> [Exercise]:
Below are some records; retype all of them exactly.
-- begin Data to process --
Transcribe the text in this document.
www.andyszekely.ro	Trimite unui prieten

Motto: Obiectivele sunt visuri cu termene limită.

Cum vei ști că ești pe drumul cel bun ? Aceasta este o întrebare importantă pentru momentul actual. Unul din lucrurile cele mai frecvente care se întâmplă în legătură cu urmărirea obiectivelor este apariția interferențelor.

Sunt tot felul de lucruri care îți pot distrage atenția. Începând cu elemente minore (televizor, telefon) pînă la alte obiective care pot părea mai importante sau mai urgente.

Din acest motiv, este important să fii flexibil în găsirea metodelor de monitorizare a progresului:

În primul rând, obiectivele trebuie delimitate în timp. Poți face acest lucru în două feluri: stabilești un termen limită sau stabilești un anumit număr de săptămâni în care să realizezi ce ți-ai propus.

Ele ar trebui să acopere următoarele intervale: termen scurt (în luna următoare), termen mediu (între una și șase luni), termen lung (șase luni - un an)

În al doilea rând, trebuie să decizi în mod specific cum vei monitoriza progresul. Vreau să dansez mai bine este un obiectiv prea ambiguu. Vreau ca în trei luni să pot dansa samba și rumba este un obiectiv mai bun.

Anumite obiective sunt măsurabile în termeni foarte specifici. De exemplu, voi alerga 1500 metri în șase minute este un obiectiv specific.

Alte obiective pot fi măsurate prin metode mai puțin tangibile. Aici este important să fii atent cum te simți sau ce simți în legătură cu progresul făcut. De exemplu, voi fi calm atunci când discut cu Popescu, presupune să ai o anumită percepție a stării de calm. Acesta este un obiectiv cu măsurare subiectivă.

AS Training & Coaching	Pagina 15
-- end Data to process --
> [Exercise result]:
Transcribe the text in this document.
www.andyszekely.ro	Trimite unui prieten

Motto: Obiectivele sunt visuri cu termene limită.

Cum vei ști că ești pe drumul cel bun ? Aceasta este o întrebare importantă pentru momentul actual. Unul din lucrurile cele mai frecvente care se întâmplă în legătură cu urmărirea obiectivelor este apariția interferențelor.

Sunt tot felul de lucruri care îți pot distrage atenția. Începând cu elemente minore (televizor, telefon) pînă la alte obiective care pot părea mai importante sau mai urgente.

Din acest motiv, este important să fii flexibil în găsirea metodelor de monitorizare a progresului:

În primul rând, obiectivele trebuie delimitate în timp. Poți face acest lucru în două feluri: stabilești un termen limită sau stabilești un anumit număr de săptămâni în care să realizezi ce ți-ai propus.

Ele ar trebui să acopere următoarele intervale: termen scurt (în luna următoare), termen mediu (între una și șase luni), termen lung (șase luni - un an)

În al doilea rând, trebuie să decizi în mod specific cum vei monitoriza progresul. Vreau să dansez mai bine este un obiectiv prea ambiguu. Vreau ca în trei luni să pot dansa samba și rumba este un obiectiv mai bun.

Anumite obiective sunt măsurabile în termeni foarte specifici. De exemplu, voi alerga 1500 metri în șase minute este un obiectiv specific.

Alte obiective pot fi măsurate prin metode mai puțin tangibile. Aici este important să fii atent cum te simți sau ce simți în legătură cu progresul făcut. De exemplu, voi fi calm atunci când discut cu Popescu, presupune să ai o anumită percepție a stării de calm. Acesta este un obiectiv cu măsurare subiectivă.

AS Training & Coaching	Pagina 15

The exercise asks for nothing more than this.